WHAT YOU NEED TO DO: Copy every line of the records below where the word "subscript" occurs.

(Stored entries)
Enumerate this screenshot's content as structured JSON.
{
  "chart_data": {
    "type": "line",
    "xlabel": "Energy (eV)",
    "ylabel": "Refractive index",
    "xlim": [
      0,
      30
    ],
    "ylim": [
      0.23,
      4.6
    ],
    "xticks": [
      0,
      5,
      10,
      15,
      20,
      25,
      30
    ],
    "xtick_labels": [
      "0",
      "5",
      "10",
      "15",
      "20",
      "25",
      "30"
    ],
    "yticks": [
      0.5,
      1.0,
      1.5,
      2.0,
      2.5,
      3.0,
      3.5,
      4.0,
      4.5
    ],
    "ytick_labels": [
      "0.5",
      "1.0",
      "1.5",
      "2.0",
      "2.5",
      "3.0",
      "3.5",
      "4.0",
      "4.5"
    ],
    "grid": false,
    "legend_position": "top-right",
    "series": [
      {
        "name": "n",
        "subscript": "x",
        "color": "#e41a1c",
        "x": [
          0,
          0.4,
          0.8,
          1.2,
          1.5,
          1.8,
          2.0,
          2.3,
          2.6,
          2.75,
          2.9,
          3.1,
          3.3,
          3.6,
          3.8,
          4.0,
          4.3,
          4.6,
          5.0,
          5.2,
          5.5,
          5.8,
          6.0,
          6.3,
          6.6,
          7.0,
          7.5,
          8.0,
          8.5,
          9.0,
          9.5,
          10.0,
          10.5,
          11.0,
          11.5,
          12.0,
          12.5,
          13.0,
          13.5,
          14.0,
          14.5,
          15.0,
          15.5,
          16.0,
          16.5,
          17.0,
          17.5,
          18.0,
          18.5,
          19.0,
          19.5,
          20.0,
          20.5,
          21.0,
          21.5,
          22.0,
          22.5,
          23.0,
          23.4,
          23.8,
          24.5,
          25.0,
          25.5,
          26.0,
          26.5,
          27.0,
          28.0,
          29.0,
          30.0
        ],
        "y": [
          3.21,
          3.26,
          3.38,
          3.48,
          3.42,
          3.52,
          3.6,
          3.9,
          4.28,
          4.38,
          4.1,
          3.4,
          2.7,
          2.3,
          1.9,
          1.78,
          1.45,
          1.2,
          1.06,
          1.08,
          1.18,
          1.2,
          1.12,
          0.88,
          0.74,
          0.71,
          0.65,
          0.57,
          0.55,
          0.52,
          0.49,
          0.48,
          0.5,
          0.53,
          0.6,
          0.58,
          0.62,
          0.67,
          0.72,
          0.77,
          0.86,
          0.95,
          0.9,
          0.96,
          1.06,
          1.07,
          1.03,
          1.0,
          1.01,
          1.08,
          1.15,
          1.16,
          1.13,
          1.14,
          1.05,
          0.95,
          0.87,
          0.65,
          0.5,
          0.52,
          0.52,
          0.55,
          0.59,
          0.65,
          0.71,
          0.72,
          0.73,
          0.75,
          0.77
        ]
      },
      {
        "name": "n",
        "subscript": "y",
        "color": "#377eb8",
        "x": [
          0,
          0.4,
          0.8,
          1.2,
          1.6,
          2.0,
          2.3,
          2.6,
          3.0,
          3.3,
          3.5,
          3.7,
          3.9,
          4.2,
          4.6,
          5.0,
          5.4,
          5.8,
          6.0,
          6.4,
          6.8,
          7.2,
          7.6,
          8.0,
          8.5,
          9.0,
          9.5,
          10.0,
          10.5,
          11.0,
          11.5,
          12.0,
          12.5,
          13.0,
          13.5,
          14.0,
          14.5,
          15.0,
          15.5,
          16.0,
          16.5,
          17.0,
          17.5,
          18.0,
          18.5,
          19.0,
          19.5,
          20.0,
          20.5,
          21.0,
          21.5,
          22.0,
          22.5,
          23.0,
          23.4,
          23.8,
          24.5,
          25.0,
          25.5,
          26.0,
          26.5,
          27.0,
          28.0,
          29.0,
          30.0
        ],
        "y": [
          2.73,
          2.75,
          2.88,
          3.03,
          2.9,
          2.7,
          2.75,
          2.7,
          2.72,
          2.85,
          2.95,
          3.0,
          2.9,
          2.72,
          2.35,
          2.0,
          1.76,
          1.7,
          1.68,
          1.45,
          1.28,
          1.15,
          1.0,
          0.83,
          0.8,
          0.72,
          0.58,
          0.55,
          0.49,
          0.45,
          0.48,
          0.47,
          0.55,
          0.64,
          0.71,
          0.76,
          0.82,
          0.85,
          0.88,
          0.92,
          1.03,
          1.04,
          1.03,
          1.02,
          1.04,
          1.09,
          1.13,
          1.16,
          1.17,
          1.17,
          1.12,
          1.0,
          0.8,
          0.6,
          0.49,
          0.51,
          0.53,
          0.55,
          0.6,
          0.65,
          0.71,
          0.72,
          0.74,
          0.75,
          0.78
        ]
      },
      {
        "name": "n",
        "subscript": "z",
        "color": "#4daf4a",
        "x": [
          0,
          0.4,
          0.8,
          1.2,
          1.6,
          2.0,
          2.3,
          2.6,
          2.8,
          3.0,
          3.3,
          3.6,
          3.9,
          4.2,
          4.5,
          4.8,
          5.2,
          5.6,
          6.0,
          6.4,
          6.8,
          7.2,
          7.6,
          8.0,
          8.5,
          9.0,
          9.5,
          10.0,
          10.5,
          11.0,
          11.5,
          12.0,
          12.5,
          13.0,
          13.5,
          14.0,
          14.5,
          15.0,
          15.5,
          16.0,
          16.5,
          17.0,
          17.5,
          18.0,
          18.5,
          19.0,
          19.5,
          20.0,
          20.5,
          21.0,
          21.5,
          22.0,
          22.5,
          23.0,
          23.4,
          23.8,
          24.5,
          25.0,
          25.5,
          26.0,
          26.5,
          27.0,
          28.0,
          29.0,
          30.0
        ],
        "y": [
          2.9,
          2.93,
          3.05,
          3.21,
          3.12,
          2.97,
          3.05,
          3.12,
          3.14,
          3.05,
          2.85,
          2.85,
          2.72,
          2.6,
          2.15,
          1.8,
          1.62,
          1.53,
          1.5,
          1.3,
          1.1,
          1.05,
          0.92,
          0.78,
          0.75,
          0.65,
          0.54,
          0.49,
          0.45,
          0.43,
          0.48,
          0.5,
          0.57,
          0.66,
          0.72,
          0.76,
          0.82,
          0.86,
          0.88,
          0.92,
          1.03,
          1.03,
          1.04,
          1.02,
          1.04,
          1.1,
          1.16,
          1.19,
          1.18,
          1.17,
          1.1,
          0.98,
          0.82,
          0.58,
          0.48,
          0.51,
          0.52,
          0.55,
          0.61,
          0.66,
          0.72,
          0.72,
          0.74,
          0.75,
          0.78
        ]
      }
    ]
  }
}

COMPLETE RESPONSE:
        "subscript": "x",
        "subscript": "y",
        "subscript": "z",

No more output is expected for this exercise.